_Set problem_:
Among the lines below, how many carry the string "JSON"? Reply with a number and nothing else.

_Data for the task_:
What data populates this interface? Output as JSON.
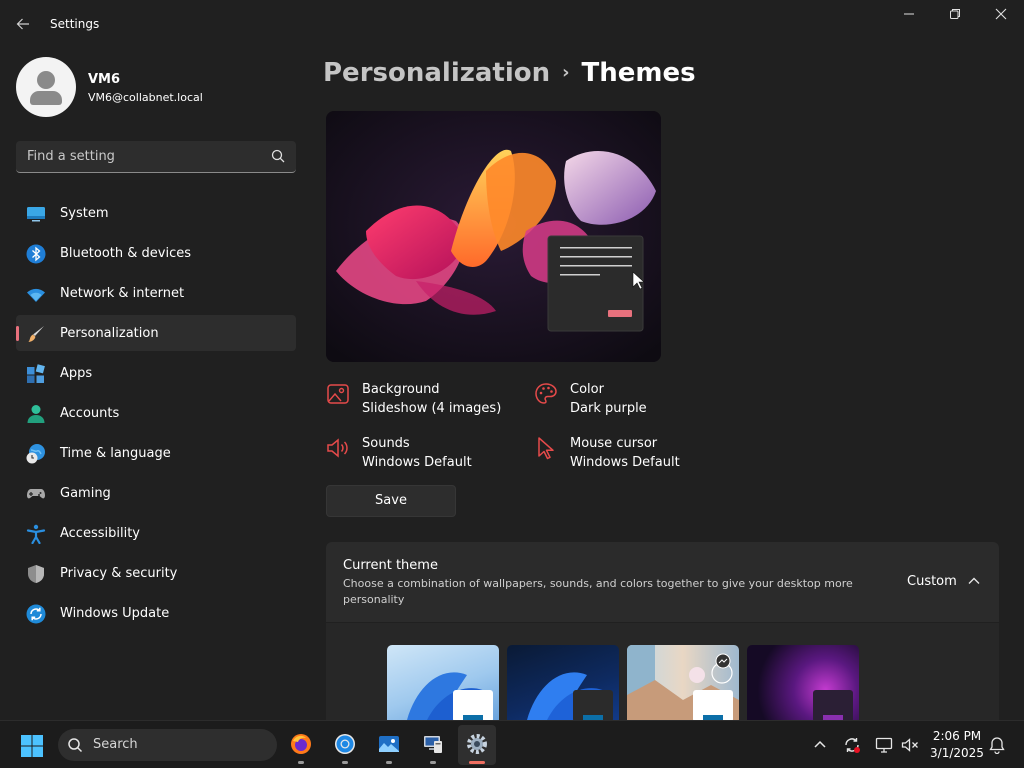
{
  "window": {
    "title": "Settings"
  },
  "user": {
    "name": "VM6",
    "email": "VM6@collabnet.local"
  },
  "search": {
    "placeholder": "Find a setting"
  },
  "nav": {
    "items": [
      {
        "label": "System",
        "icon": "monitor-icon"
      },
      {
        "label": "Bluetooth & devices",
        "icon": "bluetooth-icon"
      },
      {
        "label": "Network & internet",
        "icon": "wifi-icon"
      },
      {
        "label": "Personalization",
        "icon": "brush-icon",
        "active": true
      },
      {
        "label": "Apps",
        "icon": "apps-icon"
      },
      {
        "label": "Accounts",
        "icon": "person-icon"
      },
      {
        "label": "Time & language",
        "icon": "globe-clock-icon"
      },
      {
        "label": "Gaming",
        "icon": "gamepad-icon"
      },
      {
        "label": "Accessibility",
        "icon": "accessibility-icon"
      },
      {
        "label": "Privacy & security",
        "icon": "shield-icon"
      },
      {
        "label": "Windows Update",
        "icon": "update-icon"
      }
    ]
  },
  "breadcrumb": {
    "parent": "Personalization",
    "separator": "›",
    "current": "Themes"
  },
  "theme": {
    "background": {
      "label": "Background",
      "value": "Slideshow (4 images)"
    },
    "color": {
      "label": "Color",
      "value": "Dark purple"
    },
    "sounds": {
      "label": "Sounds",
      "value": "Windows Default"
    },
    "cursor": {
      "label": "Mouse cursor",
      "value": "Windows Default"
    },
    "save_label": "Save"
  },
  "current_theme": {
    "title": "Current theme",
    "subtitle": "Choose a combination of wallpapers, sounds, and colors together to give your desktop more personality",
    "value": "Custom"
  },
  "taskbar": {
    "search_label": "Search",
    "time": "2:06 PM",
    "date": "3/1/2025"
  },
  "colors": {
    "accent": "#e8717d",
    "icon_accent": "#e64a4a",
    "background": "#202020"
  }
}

...

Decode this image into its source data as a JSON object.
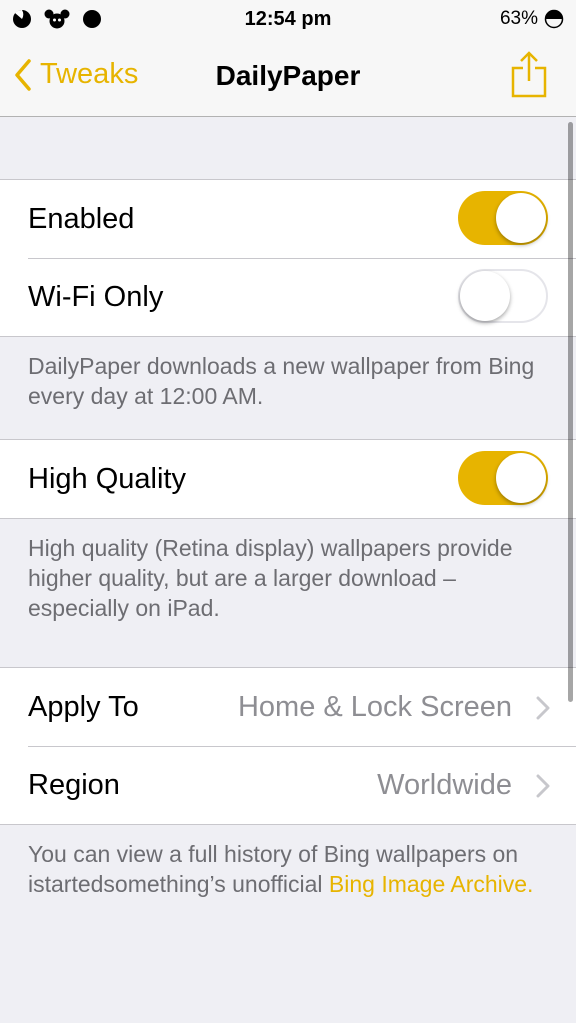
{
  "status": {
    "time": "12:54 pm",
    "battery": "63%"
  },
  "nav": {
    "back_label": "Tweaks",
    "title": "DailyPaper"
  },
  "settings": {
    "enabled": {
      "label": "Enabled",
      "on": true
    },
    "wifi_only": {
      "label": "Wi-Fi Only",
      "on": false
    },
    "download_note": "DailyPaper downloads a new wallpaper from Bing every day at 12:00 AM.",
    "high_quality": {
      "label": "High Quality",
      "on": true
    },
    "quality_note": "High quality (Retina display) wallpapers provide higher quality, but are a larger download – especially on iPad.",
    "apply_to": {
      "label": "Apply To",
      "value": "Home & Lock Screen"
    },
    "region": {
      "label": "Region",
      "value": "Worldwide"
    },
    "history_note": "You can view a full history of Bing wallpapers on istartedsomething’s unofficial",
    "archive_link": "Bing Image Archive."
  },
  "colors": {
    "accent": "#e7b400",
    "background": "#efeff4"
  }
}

_Exercise output_:
2